OBJECTIVE: Scan the entries for the string "заявителя" and give the number of lines that have it, nothing further.

(Data entries)
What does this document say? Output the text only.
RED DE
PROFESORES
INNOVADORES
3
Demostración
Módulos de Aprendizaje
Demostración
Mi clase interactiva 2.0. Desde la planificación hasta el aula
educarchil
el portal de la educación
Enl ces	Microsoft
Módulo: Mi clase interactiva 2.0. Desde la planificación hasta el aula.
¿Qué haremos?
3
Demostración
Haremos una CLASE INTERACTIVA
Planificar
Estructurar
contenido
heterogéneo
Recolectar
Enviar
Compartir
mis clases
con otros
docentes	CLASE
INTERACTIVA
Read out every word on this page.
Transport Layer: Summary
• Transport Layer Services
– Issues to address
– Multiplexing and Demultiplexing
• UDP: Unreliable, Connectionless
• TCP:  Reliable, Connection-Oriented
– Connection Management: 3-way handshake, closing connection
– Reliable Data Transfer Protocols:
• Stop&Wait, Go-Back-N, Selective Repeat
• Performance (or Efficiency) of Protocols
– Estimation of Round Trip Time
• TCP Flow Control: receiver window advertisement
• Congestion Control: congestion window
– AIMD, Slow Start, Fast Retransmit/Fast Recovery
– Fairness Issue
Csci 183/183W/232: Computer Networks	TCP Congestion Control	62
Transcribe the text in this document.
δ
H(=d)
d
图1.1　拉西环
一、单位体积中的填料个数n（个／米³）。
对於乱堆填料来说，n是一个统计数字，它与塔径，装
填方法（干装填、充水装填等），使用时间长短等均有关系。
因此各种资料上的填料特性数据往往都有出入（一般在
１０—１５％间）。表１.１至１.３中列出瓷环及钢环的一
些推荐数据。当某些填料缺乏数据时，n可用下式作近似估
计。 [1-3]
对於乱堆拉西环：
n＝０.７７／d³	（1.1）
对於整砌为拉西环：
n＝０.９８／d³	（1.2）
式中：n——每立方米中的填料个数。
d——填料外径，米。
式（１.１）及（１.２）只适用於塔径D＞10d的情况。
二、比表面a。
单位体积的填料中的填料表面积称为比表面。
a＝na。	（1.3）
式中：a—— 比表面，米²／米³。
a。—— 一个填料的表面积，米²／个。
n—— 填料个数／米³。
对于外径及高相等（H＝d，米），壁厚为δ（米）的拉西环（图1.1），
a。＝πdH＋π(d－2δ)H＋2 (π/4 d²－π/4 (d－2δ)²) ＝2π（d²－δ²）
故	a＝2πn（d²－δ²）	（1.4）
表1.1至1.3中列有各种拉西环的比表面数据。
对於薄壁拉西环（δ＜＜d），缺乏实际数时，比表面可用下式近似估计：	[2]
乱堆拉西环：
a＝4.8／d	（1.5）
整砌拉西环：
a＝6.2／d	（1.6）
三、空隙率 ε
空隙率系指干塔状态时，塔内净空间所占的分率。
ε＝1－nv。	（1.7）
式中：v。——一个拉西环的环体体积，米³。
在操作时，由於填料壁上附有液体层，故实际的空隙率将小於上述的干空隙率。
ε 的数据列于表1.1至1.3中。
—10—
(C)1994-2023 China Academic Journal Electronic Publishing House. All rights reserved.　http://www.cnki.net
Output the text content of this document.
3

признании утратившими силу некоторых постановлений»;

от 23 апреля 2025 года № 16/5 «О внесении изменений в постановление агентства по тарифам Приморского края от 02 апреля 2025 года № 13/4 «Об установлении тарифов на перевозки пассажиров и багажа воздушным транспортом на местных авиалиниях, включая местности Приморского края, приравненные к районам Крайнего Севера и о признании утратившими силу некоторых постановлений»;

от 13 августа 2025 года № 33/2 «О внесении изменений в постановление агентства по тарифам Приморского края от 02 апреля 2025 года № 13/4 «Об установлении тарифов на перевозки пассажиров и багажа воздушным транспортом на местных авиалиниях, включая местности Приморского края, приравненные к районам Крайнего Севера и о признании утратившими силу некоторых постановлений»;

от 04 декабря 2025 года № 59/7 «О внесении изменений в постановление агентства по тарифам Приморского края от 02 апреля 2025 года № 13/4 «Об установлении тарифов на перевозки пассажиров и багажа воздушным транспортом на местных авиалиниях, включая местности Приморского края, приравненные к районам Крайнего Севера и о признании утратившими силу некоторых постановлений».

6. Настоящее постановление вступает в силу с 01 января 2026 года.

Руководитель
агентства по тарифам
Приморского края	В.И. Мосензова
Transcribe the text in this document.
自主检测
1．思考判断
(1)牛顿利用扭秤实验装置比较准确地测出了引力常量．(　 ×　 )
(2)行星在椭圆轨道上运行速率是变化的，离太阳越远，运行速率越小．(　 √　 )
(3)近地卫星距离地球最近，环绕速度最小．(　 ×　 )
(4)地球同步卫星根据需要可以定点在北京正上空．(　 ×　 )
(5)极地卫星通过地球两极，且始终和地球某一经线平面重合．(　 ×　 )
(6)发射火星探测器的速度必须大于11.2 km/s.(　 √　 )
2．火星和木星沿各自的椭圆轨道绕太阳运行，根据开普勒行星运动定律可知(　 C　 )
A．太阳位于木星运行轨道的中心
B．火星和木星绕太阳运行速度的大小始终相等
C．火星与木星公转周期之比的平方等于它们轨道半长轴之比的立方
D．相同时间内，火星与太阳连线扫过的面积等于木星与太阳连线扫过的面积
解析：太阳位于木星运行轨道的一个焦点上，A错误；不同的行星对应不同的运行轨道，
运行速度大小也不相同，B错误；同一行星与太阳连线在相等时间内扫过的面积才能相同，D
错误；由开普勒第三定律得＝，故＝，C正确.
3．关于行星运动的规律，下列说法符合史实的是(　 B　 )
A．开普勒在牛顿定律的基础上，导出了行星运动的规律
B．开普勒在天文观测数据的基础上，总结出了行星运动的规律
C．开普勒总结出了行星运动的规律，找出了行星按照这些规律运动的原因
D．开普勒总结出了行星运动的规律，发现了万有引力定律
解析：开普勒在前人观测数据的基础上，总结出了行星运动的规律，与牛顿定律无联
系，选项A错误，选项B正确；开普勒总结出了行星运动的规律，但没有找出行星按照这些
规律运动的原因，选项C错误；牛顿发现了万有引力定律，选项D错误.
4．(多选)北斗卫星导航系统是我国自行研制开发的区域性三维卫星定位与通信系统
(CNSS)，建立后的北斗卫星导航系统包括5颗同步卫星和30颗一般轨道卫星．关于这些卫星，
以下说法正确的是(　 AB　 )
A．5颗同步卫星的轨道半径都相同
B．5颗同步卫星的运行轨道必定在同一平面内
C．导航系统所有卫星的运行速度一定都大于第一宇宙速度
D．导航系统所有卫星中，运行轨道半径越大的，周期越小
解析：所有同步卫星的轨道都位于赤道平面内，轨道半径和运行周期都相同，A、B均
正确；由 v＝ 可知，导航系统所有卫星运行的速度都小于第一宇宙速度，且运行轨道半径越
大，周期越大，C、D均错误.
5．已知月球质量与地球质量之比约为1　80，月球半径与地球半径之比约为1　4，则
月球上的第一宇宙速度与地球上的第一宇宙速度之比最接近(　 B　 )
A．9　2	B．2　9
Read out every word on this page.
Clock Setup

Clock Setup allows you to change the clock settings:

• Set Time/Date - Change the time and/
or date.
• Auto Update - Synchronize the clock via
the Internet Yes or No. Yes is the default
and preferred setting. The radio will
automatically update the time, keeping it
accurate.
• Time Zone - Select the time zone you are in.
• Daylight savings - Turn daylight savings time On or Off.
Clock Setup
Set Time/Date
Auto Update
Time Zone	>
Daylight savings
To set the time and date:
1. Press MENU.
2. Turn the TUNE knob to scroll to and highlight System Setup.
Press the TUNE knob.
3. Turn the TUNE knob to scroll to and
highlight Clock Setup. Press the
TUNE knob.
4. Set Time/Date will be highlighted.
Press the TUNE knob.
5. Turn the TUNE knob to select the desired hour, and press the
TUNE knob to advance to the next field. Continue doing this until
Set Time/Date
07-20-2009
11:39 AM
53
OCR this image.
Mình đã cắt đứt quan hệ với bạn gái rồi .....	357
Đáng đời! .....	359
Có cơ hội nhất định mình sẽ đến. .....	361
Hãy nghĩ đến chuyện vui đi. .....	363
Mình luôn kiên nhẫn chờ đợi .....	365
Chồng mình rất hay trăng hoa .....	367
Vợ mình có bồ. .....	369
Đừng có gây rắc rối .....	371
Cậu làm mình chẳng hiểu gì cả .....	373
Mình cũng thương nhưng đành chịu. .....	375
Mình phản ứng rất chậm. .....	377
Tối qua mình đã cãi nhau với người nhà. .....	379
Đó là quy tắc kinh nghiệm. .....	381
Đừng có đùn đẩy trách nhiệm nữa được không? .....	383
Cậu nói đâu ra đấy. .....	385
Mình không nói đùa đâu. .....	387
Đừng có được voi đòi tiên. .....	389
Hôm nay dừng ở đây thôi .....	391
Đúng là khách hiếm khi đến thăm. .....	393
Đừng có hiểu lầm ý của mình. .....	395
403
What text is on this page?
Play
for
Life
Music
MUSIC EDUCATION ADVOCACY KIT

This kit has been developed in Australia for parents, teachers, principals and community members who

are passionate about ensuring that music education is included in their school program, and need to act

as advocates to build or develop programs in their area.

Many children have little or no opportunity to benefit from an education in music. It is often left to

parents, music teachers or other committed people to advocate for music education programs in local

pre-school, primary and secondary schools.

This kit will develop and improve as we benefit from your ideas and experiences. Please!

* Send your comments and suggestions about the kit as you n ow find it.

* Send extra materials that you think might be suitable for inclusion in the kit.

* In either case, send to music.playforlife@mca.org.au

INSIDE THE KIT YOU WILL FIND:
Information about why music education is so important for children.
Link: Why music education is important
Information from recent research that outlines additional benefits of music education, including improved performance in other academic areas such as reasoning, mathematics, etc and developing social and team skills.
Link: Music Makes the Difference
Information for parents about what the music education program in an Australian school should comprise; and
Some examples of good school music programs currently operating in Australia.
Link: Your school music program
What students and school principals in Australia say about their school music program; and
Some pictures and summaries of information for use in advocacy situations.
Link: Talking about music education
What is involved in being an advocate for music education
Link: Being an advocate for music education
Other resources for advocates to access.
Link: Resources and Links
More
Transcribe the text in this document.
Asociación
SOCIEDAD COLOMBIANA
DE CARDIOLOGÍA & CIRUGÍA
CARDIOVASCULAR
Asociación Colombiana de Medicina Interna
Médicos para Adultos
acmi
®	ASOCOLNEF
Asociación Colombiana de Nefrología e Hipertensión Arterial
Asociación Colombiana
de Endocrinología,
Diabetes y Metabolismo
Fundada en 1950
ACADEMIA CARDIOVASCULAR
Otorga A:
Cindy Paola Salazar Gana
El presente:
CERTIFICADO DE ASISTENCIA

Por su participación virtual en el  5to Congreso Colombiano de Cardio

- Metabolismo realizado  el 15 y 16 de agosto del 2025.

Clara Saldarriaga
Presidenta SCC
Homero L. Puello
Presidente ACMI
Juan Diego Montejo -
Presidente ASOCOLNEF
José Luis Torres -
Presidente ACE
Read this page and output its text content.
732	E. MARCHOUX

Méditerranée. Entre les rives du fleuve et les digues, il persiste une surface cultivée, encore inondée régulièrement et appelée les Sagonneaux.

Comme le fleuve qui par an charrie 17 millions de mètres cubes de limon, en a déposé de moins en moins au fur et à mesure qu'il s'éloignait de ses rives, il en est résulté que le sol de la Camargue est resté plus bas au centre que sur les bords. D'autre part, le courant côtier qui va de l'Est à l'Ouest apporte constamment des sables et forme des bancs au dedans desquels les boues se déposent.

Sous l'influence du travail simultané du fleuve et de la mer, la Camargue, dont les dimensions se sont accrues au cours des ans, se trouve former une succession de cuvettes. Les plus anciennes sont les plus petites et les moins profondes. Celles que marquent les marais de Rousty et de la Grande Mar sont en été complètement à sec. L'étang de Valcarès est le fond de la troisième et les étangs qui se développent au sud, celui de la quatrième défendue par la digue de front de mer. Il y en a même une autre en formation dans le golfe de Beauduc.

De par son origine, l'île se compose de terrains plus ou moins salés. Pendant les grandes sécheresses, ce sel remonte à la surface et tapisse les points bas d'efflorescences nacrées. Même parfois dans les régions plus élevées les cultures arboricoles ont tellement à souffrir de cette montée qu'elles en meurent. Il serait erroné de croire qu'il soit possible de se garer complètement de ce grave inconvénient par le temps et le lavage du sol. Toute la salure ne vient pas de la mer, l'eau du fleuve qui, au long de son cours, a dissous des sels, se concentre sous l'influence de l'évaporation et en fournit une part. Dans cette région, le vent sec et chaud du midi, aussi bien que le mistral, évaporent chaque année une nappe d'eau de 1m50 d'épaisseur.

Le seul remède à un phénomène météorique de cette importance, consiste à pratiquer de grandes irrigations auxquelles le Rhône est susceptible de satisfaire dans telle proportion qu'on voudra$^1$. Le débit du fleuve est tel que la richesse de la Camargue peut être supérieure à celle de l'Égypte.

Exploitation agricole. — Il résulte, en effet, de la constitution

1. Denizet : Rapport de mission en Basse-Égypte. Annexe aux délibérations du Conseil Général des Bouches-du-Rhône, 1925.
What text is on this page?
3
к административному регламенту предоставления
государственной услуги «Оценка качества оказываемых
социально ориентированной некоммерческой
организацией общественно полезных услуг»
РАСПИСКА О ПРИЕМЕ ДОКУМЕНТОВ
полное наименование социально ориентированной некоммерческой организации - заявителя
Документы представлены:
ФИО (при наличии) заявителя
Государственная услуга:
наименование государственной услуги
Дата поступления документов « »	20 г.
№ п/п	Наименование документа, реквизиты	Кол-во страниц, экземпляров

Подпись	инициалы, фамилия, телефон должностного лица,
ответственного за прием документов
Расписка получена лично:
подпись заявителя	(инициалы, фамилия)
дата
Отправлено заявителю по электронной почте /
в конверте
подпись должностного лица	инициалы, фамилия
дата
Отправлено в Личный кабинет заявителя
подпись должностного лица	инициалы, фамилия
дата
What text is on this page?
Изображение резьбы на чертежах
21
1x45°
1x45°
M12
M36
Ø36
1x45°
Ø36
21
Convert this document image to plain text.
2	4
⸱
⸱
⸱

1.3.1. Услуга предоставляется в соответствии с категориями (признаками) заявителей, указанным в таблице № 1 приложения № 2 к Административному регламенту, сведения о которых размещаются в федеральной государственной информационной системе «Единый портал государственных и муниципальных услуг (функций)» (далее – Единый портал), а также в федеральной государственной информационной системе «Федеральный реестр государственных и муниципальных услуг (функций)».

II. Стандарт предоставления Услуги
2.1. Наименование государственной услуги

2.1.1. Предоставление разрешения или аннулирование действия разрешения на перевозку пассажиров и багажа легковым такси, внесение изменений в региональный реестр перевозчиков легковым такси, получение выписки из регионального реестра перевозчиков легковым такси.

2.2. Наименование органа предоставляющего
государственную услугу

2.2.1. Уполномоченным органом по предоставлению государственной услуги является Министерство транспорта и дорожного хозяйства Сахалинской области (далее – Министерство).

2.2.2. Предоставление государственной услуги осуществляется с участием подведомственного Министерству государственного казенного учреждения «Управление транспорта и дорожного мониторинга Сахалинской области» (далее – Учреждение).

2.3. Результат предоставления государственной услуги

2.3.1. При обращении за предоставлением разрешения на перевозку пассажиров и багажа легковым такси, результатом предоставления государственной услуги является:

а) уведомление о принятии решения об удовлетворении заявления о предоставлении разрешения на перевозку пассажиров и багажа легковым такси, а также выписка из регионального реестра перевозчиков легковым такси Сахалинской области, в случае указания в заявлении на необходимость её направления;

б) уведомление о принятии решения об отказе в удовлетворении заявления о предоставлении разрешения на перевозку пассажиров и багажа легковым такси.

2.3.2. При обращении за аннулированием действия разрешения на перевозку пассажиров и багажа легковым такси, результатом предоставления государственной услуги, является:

EXERCISE ANSWER: 4